Records provided:
►
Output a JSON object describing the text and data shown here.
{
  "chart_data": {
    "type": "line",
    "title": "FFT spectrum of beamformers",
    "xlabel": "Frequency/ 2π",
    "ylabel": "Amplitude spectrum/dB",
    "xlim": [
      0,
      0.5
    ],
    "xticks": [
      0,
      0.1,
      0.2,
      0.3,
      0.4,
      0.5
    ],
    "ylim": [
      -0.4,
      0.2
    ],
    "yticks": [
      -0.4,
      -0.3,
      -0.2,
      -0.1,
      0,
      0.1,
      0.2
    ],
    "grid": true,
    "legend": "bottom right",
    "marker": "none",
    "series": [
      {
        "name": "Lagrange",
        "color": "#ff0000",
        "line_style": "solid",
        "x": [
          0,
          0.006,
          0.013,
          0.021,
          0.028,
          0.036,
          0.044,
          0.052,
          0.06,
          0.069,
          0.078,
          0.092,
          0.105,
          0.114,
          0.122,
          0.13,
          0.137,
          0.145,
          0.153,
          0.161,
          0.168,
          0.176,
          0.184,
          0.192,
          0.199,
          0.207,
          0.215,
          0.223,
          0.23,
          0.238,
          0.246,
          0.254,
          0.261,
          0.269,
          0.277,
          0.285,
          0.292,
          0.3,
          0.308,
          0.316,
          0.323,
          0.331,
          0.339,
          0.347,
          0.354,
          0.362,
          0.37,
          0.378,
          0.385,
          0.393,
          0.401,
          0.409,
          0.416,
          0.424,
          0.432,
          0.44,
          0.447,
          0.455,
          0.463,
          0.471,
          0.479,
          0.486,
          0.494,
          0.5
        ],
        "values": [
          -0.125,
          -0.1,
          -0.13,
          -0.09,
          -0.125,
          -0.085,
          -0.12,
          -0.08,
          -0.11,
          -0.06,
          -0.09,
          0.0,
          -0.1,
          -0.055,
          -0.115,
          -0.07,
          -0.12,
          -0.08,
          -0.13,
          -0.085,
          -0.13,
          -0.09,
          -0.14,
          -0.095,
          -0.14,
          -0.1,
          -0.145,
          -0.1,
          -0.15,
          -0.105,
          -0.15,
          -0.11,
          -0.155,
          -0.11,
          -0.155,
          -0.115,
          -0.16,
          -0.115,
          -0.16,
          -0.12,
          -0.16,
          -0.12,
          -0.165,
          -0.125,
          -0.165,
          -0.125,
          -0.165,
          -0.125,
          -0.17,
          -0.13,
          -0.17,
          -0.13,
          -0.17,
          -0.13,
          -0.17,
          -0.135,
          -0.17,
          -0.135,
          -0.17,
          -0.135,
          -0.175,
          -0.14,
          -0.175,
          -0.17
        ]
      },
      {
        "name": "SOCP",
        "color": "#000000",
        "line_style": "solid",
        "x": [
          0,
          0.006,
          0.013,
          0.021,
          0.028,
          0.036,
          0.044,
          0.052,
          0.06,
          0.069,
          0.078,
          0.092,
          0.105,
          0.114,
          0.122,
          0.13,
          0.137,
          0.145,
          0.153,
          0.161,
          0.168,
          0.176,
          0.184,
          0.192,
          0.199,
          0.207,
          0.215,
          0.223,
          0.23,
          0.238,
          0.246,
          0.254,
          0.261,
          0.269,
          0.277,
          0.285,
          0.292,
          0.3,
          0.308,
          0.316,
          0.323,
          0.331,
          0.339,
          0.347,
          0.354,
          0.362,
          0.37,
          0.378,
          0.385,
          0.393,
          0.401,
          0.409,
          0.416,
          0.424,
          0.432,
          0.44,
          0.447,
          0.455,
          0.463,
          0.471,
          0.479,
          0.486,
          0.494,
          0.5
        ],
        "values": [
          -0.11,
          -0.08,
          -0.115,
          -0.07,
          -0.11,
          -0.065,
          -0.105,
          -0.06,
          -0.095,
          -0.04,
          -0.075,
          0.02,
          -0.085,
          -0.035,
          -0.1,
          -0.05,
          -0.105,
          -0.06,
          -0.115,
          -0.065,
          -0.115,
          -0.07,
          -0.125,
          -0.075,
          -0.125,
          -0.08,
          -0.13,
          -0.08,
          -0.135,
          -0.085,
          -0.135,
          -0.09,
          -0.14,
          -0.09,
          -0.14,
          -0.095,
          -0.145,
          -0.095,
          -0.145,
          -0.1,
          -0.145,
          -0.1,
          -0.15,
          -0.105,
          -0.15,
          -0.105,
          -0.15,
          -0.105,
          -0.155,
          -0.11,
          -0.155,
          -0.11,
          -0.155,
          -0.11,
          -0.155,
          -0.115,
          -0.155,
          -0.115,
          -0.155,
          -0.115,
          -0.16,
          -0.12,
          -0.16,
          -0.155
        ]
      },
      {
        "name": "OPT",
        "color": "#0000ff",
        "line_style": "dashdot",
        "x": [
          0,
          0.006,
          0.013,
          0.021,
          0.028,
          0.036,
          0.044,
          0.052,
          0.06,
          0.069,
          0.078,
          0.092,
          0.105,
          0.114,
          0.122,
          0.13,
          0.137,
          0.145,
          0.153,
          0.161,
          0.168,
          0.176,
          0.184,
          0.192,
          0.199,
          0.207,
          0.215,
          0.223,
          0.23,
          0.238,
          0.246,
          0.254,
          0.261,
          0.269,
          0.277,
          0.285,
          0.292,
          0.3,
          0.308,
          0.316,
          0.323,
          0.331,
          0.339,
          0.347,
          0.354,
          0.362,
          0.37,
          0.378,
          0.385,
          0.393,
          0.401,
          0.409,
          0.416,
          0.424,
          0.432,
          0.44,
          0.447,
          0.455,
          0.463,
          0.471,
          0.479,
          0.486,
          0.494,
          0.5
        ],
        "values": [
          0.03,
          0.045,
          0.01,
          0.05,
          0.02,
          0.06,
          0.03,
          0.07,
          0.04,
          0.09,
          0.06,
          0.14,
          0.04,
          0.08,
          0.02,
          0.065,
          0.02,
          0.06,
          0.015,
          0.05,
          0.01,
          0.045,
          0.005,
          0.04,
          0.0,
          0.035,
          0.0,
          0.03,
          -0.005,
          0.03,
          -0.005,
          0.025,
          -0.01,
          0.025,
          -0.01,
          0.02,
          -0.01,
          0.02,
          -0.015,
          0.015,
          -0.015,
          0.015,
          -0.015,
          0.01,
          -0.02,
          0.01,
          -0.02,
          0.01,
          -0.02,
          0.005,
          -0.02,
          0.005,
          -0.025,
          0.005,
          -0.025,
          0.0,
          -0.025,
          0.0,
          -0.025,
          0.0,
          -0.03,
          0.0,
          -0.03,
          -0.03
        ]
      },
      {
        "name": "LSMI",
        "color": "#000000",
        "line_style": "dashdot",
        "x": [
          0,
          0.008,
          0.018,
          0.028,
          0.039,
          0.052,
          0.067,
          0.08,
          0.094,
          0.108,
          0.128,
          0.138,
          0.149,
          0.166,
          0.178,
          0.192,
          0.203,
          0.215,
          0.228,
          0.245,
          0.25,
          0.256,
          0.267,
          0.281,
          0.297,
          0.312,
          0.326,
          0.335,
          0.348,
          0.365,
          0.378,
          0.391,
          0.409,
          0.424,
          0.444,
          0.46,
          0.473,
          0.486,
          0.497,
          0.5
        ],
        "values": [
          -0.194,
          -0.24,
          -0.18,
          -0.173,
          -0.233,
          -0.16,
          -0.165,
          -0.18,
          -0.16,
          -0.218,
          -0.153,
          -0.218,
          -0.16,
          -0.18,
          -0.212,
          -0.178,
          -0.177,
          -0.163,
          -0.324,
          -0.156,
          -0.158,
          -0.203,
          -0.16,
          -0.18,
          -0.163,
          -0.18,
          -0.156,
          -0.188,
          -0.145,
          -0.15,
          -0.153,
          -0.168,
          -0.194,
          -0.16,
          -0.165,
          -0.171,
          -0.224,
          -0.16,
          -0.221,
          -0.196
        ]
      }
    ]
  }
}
◄
Description of the task:
Using the records above, find and show each line with the string "spectrum".

Written response:
    "title": "FFT spectrum of beamformers",
    "ylabel": "Amplitude spectrum/dB",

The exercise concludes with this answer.